● **Ejercicio 1**
Transcriba literalmente el pasaje del discurso sobre la Alianza de Civilizaciones que va de "Lamentablemente, varios siglos" a "a sus billeteras.", ambos incluidos.
● **Ejercicio 2**
Resuma en menos palabras el párrafo del discurso sobre la Alianza de Civilizaciones que empieza por "Fue así que, en la", conservando sus datos principales.
● **Ejercicio 3**
Retome el discurso sobre la Alianza de Civilizaciones a continuación de su última oración y prosiga su redacción.

● **Fragmento del documento**
* * *
Discurso pronunciado al recibir el Informe sobre la Alianza de Civilizaciones


Istanbul, 13 de noviembre de 2006



Excelencias,
Señoras y señores:

Es notorio que las corrientes del Bósforo son fuertes, en un sentido en la superficie y por debajo de ella en sentido contrario. Sin embargo, durante siglos el pueblo turco ha desafiado con éxito esas corrientes navegando a través de la frontera entre Europa y Asia, y entre el mundo del Islam y el Occidente -y como resultado de ello ha prosperado.

Por lo tanto, es especialmente apropiado que nos hayamos reunido aquí para hacer público el Informe del Grupo de alto nivel para la Alianza de Civilizaciones. Después de todo, si hemos de construir puentes entre civilizaciones, ¡qué mejor lugar para comenzar que la ciudad que literalmente construyó un puente entre continentes!

Deseo rendir homenaje al Primer Ministro Erdogan y al Primer Ministro Rodríguez Zapatero, por haber patrocinado la iniciativa de la Alianza de Civilizaciones, así como a todos los miembros del Grupo de alto nivel que, durante los doce últimos meses, han dedicado tanto tiempo y energía a este Informe.

En el Informe se pone correctamente de relieve que la aceptación de las diferencias -diferencias de opinión, de cultura, de creencias, de modos de vida- ha sido desde hace mucho tiempo una de las fuerzas impulsoras del progreso humano.

Fue así que, en la "edad oscura" de Europa, la península ibérica floreció gracias a la interacción entre las tradiciones musulmana, cristiana y judía. Más adelante, el Imperio Otomano prosperó no simplemente por sus ejércitos, sino porque era también un imperio de ideas, en el cual el arte y la tecnología musulmanas eran enriquecidos por contribuciones judías y cristianas.

Lamentablemente, varios siglos después, nuestra propia era globalizada está marcada por el incremento de la tolerancia, el extremismo y la violencia contra el otro. Con frecuencia, el acortamiento de las distancias y la mejora de las comunicaciones no han llevado a la comprensión mutua y la amistad, sino a la tensión y la desconfianza mutuas. Muchas personas, en particular en el mundo en desarrollo, han llegado a temer a la aldea mundial, a la vez como ataque cultural y como sangría económica. Para ellos, la globalización amenaza tanto a sus valores como a sus billeteras.
* * *
● **Información extraída**

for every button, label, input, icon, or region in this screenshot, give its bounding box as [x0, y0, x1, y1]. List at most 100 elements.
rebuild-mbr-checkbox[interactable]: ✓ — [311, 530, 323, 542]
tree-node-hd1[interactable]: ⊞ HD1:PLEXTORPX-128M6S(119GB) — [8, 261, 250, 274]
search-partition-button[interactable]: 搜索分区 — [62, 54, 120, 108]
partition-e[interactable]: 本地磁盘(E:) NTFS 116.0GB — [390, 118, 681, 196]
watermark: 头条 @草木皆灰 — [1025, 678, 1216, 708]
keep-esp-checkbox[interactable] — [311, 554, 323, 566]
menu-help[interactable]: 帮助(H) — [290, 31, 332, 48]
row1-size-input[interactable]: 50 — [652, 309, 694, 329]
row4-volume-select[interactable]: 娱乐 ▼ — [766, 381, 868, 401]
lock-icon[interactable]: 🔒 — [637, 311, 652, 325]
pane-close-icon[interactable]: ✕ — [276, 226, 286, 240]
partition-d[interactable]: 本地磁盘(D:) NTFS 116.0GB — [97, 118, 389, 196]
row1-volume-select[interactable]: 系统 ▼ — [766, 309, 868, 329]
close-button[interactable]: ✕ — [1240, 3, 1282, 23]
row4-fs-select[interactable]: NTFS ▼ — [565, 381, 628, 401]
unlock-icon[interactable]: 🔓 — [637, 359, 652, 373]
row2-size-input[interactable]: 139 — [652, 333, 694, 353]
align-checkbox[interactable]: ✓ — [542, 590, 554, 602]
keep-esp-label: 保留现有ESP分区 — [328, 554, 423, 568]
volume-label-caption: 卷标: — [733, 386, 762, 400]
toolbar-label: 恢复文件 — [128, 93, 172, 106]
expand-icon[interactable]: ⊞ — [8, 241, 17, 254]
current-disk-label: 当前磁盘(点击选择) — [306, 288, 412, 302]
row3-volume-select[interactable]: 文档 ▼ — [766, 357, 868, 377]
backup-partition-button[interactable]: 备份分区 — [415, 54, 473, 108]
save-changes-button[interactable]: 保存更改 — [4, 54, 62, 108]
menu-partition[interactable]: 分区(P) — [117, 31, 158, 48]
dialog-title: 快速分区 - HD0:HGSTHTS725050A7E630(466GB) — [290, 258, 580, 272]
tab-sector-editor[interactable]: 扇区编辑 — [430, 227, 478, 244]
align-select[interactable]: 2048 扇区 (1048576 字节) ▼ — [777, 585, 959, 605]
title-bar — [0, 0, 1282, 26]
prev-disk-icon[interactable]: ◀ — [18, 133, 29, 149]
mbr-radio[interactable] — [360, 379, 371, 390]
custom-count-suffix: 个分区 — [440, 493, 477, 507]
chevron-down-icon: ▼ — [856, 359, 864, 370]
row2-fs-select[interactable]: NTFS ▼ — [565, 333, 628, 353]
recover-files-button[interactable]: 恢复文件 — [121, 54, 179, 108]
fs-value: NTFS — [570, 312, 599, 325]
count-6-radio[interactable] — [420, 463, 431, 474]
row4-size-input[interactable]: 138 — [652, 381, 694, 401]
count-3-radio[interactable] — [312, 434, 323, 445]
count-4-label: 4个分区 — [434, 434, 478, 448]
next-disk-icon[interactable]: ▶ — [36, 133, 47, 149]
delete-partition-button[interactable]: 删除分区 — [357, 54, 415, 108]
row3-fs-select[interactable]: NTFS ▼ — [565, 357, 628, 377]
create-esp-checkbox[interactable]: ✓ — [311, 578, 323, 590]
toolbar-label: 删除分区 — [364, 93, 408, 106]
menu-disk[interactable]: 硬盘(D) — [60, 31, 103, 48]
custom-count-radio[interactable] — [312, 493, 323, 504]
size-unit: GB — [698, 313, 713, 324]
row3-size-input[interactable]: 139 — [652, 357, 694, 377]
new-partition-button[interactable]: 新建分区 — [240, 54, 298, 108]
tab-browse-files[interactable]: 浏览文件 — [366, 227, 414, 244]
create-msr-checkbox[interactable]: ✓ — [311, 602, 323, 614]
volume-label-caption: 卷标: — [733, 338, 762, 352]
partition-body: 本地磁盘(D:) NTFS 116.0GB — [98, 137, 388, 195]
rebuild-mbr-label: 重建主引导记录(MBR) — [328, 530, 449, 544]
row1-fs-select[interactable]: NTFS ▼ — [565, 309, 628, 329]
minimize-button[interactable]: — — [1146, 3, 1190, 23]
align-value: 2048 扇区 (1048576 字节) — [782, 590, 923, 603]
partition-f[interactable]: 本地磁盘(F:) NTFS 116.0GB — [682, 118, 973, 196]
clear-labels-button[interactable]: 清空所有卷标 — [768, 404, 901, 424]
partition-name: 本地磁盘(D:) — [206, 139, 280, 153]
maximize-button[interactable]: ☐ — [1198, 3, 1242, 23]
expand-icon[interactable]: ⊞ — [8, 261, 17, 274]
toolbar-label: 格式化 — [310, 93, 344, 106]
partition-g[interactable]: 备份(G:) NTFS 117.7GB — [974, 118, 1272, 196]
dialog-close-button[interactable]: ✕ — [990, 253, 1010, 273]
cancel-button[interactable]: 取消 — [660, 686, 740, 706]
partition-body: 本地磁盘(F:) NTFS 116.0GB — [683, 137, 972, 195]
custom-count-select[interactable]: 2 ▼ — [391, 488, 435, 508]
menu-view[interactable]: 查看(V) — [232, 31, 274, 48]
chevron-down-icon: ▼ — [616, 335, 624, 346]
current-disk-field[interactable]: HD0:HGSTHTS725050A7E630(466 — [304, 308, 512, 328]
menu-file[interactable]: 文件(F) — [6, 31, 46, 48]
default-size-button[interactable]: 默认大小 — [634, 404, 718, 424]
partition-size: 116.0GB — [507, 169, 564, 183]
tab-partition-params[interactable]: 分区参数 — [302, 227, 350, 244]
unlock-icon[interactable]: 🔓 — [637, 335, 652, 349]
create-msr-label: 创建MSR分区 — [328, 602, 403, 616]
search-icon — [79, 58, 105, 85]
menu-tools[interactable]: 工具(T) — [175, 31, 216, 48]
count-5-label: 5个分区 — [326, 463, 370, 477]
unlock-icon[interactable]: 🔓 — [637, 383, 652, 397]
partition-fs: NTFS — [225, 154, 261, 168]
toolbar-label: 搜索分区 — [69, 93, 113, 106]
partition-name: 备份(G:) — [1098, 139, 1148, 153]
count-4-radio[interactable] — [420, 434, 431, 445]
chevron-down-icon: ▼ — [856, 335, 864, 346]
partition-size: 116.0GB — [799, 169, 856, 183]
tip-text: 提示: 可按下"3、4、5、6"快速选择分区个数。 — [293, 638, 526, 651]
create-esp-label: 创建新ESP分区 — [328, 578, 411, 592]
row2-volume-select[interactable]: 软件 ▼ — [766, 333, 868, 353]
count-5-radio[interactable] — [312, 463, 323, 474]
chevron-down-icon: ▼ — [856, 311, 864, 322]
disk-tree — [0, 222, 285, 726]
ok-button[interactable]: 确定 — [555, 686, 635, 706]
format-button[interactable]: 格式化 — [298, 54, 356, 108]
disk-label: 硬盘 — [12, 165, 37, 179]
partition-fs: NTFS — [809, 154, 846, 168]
* * *
● **Resultado 1**
Lamentablemente, varios siglos después, nuestra propia era globalizada está marcada por el incremento de la tolerancia, el extremismo y la violencia contra el otro. Con frecuencia, el acortamiento de las distancias y la mejora de las comunicaciones no han llevado a la comprensión mutua y la amistad, sino a la tensión y la desconfianza mutuas. Muchas personas, en particular en el mundo en desarrollo, han llegado a temer a la aldea mundial, a la vez como ataque cultural y como sangría económica. Para ellos, la globalización amenaza tanto a sus valores como a sus billeteras.

● **Resultado 2**
En la «edad oscura» de Europa, la península ibérica floreció por la interacción de las tradiciones musulmana, cristiana y judía. Después, el Imperio Otomano prosperó no solo por sus ejércitos, sino también como imperio de ideas, donde el arte y la tecnología musulmanas se enriquecían con aportaciones judías y cristianas.

● **Resultado 3**
Los ataques terroristas del 11 de septiembre, la guerra y la agitación en el Oriente Medio, las palabras y los dibujos irreflexivos, se han sumado para reforzar esa percepción y han inflamado las tensiones entre los distintos pueblos y culturas. Han creado una marcada tensión en las relaciones entre los adeptos de las tres grandes confesiones monoteístas.

Hoy en día, en el preciso momento en que la migración internacional ha hecho que cantidades sin precedentes de personas de distintos credos o culturas vivan como conciudadanos, las falsas concepciones y los estereotipos que subyacen a la idea de un "choque de civilizaciones" han llegado a tener una aceptación cada vez más generalizada. Algunos grupos parecen ansiosos por fomentar una nueva guerra de religión, esta vez a escala mundial -y ello resulta facilitado por la insensibilidad, o incluso la desaprensiva indiferencia, de los demás respecto de sus creencias o símbolos sagrados.

En resumen, la idea de una alianza de civilizaciones no podría haber sido más oportuna.

Y este Grupo no ha caído en la trampa de aceptar la implícita división del mundo en "civilizaciones" claramente distintas y separadas. Como ustedes señalan con acierto, ese es un anacronismo. Hoy en día, para bien o para mal, está claro que no vivimos en distintas civilizaciones, en el sentido en que lo hacían nuestros antepasados.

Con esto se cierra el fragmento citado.